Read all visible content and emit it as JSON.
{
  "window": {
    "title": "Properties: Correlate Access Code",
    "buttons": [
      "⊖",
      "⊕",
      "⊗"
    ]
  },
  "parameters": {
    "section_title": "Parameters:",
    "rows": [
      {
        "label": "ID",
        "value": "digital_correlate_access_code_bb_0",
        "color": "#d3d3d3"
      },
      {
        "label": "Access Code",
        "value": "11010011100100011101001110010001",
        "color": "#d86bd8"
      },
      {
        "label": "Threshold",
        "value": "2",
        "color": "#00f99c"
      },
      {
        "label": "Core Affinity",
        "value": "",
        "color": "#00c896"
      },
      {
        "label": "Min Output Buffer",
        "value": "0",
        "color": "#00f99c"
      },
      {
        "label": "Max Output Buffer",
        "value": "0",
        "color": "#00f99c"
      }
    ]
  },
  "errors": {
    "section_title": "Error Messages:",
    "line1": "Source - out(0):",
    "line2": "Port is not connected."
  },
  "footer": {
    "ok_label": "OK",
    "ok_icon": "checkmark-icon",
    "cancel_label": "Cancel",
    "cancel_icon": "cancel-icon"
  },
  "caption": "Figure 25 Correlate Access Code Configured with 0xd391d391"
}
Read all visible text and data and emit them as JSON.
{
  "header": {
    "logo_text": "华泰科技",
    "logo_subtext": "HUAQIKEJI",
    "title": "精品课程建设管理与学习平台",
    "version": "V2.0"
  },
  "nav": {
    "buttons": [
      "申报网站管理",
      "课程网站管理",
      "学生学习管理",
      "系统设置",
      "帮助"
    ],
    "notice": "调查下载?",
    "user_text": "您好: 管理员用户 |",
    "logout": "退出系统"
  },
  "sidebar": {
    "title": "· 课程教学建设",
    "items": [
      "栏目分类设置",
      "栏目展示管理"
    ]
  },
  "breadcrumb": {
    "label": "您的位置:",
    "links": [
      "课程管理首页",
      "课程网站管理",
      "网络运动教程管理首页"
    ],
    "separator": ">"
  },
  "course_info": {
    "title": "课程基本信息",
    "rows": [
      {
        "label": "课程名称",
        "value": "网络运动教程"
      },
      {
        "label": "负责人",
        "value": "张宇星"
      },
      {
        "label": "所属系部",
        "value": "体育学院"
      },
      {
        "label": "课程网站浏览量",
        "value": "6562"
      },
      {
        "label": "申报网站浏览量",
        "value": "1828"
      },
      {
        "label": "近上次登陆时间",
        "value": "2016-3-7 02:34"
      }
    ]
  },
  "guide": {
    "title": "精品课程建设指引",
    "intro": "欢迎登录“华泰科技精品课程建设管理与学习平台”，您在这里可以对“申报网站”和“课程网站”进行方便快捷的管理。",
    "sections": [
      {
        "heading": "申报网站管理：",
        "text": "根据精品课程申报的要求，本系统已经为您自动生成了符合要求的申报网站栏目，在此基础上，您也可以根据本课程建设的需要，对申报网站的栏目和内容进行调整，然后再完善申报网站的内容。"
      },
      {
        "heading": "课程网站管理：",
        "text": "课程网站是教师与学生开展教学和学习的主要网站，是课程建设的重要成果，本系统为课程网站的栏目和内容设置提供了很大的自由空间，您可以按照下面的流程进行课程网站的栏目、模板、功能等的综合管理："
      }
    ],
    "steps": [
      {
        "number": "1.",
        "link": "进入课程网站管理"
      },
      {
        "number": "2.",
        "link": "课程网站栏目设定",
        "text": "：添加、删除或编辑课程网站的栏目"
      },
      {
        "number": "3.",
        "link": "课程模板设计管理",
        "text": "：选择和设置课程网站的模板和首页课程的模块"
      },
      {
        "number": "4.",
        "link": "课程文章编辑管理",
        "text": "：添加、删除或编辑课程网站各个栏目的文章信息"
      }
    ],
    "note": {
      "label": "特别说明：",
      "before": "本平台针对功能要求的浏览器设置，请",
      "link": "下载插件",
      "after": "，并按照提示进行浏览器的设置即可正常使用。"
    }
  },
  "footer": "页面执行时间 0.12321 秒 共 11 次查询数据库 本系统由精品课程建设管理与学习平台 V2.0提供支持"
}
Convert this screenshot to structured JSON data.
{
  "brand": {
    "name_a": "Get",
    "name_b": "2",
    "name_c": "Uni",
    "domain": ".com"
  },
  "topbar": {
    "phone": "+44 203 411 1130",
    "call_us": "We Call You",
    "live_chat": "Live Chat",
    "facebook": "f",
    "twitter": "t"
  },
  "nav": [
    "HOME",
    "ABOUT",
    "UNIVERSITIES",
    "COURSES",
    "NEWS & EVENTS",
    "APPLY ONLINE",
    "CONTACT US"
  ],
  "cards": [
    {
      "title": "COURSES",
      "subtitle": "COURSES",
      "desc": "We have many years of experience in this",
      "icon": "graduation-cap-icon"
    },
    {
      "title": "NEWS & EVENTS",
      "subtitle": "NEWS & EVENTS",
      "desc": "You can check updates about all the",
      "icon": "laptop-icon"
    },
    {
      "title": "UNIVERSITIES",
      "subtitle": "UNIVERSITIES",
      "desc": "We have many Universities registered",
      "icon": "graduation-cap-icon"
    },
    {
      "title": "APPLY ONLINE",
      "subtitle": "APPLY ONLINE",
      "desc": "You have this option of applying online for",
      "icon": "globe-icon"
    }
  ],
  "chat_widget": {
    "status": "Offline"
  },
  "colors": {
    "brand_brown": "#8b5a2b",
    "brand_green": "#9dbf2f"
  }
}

--

▸ **Aim of the exercise**: Pull out all lines from the entries above that include the word "Buffer".

▸ **Task solution**:
        "label": "Min Output Buffer",
        "label": "Max Output Buffer",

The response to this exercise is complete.